## EXTRACTED MATERIAL
※ ※ ※
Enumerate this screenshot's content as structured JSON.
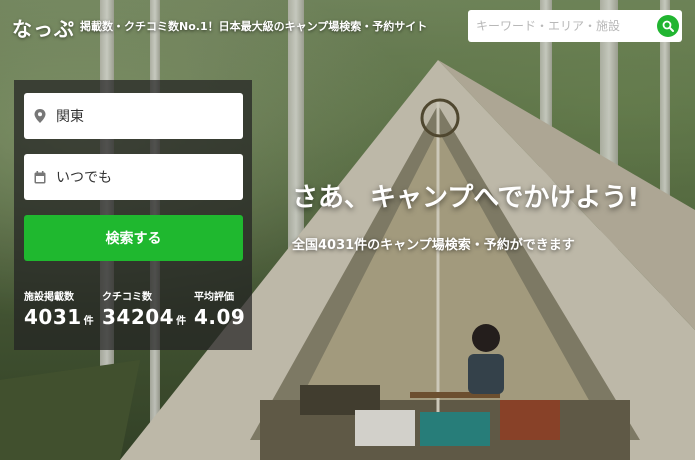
{
  "header": {
    "logo": "なっぷ",
    "tagline": "掲載数・クチコミ数No.1！日本最大級のキャンプ場検索・予約サイト",
    "search_placeholder": "キーワード・エリア・施設"
  },
  "search_panel": {
    "area_value": "関東",
    "date_value": "いつでも",
    "submit_label": "検索する"
  },
  "stats": [
    {
      "label": "施設掲載数",
      "value": "4031",
      "unit": "件"
    },
    {
      "label": "クチコミ数",
      "value": "34204",
      "unit": "件"
    },
    {
      "label": "平均評価",
      "value": "4.09",
      "unit": ""
    }
  ],
  "hero": {
    "title": "さあ、キャンプへでかけよう!",
    "subtitle": "全国4031件のキャンプ場検索・予約ができます"
  },
  "colors": {
    "accent_green": "#1fb82f",
    "panel_bg": "#232323"
  },
  "icons": [
    "location-pin-icon",
    "calendar-icon",
    "search-icon"
  ]
}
※ ※ ※
## YOUR INSTRUCTIONS
The records above are to be quoted exactly, with all pictures left out.

## COMPLETED EXERCISE
Enumerate this screenshot's content as structured JSON.
{
  "header": {
    "logo": "なっぷ",
    "tagline": "掲載数・クチコミ数No.1！日本最大級のキャンプ場検索・予約サイト",
    "search_placeholder": "キーワード・エリア・施設"
  },
  "search_panel": {
    "area_value": "関東",
    "date_value": "いつでも",
    "submit_label": "検索する"
  },
  "stats": [
    {
      "label": "施設掲載数",
      "value": "4031",
      "unit": "件"
    },
    {
      "label": "クチコミ数",
      "value": "34204",
      "unit": "件"
    },
    {
      "label": "平均評価",
      "value": "4.09",
      "unit": ""
    }
  ],
  "hero": {
    "title": "さあ、キャンプへでかけよう!",
    "subtitle": "全国4031件のキャンプ場検索・予約ができます"
  },
  "colors": {
    "accent_green": "#1fb82f",
    "panel_bg": "#232323"
  },
  "icons": [
    "location-pin-icon",
    "calendar-icon",
    "search-icon"
  ]
}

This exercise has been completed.